» **ENTRIES PROVIDED**
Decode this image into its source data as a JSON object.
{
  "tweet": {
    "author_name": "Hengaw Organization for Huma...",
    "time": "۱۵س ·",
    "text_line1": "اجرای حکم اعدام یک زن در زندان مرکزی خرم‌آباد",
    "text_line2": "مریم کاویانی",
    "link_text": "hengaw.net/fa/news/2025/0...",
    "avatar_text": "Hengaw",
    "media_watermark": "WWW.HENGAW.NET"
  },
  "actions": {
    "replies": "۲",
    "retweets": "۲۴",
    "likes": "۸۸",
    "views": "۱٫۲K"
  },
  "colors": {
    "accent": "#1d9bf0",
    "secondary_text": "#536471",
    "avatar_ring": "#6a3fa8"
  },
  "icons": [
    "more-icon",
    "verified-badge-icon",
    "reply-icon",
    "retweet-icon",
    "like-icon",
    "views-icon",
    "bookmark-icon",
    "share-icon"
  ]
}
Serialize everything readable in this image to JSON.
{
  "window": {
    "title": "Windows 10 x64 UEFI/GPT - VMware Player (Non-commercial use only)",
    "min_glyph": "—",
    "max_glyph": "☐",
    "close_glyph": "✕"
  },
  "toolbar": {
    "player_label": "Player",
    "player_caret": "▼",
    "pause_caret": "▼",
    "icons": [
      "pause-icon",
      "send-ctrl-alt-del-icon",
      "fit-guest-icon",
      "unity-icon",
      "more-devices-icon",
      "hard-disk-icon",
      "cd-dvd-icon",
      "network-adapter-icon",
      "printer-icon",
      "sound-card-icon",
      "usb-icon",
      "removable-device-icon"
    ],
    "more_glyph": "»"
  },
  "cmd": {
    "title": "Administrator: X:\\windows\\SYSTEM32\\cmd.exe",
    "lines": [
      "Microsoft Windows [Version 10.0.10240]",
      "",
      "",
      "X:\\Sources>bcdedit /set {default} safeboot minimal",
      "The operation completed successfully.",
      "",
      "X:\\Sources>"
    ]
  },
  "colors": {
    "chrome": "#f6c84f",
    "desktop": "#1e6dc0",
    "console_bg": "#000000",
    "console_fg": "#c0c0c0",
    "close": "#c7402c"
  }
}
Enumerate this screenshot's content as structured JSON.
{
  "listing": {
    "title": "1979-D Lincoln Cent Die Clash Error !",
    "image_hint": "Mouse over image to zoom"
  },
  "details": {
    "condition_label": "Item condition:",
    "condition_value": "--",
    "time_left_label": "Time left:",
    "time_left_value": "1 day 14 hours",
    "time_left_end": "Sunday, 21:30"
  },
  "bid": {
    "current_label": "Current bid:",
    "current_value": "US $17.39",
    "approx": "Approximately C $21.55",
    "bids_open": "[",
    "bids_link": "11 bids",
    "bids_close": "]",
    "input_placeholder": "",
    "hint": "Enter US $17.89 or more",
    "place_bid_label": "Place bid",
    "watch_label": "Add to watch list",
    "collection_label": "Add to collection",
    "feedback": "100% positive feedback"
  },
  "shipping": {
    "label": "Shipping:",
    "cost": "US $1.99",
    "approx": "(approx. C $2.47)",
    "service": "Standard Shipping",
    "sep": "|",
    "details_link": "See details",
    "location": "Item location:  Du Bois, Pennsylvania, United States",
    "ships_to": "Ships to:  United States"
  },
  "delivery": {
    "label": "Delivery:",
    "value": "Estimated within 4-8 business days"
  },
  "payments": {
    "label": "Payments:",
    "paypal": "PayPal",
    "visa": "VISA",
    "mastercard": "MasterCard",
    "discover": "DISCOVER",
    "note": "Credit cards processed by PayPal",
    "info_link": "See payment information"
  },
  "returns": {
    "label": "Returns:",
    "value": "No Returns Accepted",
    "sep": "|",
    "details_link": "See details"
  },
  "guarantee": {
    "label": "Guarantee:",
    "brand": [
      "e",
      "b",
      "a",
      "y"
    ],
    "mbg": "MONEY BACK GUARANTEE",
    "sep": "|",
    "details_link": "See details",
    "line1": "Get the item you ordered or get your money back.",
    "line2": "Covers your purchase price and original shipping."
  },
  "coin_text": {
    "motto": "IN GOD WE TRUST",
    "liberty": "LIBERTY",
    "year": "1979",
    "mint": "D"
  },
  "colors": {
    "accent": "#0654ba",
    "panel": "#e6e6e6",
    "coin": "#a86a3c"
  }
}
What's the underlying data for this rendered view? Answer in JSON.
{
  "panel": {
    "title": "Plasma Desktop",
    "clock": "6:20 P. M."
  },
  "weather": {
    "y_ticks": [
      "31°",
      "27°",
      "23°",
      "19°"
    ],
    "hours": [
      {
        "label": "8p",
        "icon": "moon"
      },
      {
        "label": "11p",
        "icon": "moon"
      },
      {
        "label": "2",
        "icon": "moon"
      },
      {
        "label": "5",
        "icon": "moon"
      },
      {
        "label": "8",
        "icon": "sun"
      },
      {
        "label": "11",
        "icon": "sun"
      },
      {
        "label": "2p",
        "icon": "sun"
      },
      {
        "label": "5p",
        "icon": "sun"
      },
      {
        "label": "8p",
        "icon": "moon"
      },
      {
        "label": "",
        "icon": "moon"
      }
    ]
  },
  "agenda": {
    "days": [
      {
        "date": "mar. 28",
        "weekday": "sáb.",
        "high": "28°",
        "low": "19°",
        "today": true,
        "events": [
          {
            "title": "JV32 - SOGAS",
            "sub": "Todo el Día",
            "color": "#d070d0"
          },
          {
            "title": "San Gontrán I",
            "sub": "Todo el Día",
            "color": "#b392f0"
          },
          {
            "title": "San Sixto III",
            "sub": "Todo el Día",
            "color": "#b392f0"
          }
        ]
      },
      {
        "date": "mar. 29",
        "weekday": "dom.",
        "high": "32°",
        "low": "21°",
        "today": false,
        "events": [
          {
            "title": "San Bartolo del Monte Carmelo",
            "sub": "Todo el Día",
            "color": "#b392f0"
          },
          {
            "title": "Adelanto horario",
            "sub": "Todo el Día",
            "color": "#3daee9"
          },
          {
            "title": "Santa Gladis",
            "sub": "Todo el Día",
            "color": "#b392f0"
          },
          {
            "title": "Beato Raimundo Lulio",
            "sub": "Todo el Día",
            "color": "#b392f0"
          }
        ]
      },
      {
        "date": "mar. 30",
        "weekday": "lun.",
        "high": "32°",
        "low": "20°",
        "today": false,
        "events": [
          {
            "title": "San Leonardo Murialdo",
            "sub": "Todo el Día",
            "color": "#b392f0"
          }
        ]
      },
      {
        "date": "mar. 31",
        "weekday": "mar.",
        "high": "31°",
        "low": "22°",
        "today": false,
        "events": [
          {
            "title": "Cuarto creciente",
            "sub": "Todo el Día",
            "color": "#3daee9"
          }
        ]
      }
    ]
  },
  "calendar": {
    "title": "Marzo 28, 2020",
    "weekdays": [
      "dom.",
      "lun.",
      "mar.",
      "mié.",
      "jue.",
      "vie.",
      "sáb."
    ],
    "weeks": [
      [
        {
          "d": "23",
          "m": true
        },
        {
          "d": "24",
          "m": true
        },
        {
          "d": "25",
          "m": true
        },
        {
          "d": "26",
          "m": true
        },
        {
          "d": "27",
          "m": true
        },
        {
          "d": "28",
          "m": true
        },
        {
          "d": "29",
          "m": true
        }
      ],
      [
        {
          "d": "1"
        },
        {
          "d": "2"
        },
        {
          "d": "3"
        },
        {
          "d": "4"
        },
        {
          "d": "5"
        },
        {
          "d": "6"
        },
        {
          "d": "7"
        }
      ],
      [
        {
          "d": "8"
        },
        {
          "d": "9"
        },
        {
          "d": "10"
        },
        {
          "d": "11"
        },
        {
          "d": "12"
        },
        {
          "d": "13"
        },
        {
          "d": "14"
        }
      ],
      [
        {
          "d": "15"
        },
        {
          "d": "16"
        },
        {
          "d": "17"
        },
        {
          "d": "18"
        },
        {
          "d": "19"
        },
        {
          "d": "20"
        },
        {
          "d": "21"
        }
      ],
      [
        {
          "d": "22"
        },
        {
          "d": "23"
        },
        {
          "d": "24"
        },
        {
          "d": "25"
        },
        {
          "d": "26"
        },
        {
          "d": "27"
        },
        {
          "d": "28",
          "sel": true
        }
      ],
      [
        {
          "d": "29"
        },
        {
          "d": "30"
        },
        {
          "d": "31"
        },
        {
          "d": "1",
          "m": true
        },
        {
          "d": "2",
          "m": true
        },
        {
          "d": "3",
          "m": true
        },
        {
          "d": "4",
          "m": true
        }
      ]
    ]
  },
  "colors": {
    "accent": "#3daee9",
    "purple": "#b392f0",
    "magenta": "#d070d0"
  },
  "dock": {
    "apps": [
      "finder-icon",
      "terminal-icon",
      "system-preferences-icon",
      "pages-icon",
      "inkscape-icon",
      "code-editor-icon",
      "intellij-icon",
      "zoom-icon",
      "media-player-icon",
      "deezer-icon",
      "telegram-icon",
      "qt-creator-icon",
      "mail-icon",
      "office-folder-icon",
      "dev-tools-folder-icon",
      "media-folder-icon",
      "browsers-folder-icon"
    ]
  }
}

» **WHAT YOU HAVE TO DO**
Identify each line in the records above containing the word "zoom"; copy those lines.

» **RESPONSE TO THE TASK**
    "image_hint": "Mouse over image to zoom"
      "zoom-icon",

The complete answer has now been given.